▶ DIRECTION
Pull out every line containing the string "اهداف".
● ● ● ● ●
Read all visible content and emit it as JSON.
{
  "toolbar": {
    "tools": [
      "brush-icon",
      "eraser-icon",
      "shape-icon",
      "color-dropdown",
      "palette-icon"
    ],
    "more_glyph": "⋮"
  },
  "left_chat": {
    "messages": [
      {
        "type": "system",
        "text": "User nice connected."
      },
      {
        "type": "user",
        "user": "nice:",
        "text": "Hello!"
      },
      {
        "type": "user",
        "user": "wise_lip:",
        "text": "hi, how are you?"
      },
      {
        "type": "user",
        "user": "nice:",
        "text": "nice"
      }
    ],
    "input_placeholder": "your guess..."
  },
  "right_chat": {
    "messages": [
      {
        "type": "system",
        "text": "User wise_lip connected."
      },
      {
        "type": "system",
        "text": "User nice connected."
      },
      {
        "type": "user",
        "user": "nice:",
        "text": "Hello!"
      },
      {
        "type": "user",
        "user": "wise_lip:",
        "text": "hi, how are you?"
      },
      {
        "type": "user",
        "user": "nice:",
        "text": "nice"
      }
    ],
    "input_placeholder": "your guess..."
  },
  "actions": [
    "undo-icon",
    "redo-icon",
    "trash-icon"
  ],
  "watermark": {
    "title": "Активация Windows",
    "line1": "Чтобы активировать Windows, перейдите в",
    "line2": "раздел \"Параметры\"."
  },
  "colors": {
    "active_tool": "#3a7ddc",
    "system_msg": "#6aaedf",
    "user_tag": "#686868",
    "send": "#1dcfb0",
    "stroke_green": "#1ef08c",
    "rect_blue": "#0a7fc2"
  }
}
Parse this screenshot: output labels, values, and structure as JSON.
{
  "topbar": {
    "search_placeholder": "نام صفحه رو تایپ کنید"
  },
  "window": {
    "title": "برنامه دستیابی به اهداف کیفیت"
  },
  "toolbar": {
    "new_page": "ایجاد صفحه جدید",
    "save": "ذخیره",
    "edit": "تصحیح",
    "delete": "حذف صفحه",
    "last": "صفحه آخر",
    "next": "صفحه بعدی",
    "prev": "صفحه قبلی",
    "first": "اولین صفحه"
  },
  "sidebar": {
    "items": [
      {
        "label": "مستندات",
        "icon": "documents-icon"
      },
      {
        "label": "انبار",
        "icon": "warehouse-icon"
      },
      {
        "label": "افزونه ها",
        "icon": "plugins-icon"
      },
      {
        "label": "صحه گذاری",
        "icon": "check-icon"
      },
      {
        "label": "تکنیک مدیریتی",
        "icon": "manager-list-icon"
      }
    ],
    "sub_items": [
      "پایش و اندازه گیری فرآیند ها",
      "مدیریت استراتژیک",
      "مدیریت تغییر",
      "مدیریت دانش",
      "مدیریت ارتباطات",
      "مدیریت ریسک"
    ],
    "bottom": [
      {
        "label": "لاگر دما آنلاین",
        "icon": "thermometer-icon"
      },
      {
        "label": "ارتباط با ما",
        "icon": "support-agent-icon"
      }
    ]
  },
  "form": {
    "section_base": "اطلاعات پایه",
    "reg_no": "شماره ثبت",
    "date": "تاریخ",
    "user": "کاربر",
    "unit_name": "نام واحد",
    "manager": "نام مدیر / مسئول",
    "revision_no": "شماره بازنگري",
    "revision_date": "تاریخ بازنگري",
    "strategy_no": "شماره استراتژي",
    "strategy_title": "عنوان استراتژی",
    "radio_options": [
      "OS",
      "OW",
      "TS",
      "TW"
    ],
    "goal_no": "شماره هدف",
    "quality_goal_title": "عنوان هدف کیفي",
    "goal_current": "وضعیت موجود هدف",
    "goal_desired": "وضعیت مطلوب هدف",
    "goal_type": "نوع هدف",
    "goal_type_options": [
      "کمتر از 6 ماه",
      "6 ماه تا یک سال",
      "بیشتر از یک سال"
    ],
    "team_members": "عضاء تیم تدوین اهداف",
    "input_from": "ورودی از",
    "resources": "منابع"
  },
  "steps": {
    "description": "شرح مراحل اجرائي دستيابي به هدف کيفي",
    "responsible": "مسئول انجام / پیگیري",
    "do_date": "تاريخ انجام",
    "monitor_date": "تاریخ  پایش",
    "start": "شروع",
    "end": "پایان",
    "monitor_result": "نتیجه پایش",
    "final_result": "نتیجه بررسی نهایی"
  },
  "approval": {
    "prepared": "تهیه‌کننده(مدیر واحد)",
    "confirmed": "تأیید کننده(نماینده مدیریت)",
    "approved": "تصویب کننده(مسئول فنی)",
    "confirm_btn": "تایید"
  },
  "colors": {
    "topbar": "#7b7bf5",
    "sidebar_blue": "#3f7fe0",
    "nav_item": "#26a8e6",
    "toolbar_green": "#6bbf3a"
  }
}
● ● ● ● ●
▶ OUTPUT FOR THIS EXERCISE
    "title": "برنامه دستیابی به اهداف کیفیت"
    "team_members": "عضاء تیم تدوین اهداف",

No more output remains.